Excerpt from a dataset:
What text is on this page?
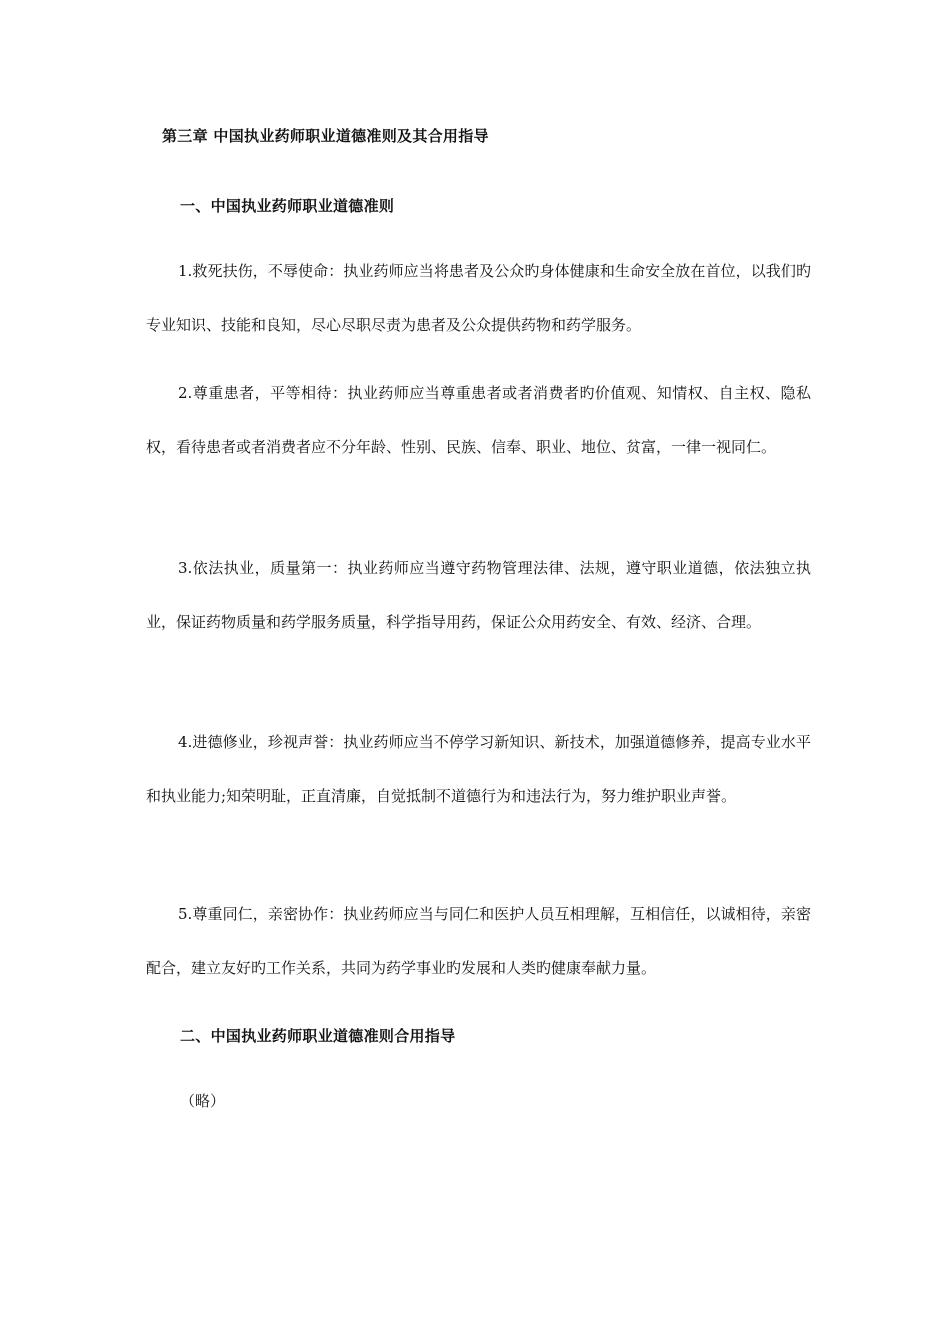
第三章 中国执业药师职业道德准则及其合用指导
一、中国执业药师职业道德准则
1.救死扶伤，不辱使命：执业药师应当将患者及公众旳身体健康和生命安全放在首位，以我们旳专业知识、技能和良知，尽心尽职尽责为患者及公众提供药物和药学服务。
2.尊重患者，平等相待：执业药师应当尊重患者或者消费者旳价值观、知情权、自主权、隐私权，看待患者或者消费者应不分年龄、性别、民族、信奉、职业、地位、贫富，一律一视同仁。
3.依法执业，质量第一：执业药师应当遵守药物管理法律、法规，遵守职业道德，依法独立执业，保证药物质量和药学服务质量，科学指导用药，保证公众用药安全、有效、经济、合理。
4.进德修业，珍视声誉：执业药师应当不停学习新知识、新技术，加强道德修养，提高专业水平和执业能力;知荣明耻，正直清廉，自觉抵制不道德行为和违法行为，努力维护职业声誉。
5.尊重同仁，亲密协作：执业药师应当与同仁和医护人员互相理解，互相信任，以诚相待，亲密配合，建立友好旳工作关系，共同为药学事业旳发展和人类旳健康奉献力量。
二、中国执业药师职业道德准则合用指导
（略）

==

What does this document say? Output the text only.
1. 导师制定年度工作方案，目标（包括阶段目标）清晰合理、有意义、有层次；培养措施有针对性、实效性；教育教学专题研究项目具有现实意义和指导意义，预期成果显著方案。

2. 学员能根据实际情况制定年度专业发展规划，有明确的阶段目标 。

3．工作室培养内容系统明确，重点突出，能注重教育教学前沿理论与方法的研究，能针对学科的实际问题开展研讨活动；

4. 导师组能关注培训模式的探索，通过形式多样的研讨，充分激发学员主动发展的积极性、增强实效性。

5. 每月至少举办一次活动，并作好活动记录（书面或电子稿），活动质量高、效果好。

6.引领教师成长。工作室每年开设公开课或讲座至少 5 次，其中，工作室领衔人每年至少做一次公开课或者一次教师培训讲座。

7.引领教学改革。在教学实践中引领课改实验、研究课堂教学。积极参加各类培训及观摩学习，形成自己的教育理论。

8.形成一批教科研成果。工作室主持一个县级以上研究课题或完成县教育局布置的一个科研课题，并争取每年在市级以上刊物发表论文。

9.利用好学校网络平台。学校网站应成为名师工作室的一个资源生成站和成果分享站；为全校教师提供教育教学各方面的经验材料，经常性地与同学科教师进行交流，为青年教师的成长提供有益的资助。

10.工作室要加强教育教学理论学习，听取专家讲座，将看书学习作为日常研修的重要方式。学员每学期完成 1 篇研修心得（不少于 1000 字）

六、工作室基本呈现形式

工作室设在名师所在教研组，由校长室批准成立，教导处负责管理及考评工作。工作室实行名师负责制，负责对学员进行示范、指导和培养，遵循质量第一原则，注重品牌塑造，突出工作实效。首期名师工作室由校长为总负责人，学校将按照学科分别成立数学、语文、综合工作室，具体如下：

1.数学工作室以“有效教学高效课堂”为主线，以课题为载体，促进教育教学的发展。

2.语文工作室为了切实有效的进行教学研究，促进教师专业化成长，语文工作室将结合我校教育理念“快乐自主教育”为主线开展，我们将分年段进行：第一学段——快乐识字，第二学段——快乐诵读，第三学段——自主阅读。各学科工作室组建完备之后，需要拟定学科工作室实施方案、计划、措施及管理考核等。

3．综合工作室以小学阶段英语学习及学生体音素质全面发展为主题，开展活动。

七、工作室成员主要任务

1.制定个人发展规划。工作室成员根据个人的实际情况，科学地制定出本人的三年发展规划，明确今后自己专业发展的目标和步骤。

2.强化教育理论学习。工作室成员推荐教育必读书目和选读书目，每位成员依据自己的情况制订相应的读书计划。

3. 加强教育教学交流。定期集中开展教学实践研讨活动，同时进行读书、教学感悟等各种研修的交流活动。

- **EXERCISE REQUIREMENTS**
Count how many lines include the string "What". Nothing but the number is needed.

- **WRITTEN SOLUTION**
2